GIVEN PROBLEM: Gather all lines from the material that contain "JSON".

───── DATASET ENTRIES ─────

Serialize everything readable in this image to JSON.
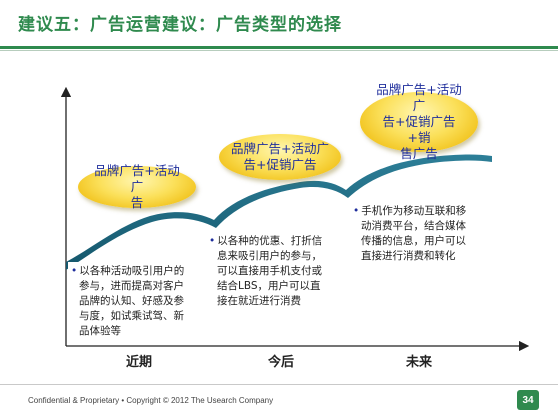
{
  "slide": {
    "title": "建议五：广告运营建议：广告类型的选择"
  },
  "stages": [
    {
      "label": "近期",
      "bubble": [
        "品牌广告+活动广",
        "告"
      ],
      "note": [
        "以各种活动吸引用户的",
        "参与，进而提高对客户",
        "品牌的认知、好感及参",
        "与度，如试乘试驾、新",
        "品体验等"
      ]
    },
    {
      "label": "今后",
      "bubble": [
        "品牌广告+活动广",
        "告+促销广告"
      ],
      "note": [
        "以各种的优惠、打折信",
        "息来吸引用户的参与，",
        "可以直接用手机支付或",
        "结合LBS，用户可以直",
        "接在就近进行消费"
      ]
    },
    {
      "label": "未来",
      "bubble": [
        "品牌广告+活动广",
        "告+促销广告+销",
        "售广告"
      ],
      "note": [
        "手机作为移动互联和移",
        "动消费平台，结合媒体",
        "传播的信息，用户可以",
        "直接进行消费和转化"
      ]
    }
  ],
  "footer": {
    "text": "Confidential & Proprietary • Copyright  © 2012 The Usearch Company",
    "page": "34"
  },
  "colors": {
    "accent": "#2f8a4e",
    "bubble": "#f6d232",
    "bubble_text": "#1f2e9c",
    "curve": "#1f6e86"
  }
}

─────
───── DATASET ENTRIES ─────

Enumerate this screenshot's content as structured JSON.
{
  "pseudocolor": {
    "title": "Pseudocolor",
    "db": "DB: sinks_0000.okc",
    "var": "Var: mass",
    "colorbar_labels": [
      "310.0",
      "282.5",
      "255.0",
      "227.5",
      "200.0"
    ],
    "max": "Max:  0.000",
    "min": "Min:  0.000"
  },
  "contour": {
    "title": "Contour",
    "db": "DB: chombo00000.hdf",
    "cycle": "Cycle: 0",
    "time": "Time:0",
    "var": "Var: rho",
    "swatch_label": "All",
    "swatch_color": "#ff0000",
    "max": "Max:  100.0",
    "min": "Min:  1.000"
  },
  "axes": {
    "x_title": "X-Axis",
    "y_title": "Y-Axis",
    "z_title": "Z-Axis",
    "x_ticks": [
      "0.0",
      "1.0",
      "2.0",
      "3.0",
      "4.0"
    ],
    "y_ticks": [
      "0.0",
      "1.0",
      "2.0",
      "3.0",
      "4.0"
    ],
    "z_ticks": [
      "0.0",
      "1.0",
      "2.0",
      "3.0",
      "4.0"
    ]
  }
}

─────

RESPONSE FOR THIS EXERCISE:
Serialize everything readable in this image to JSON.
Enumerate this screenshot's content as structured JSON.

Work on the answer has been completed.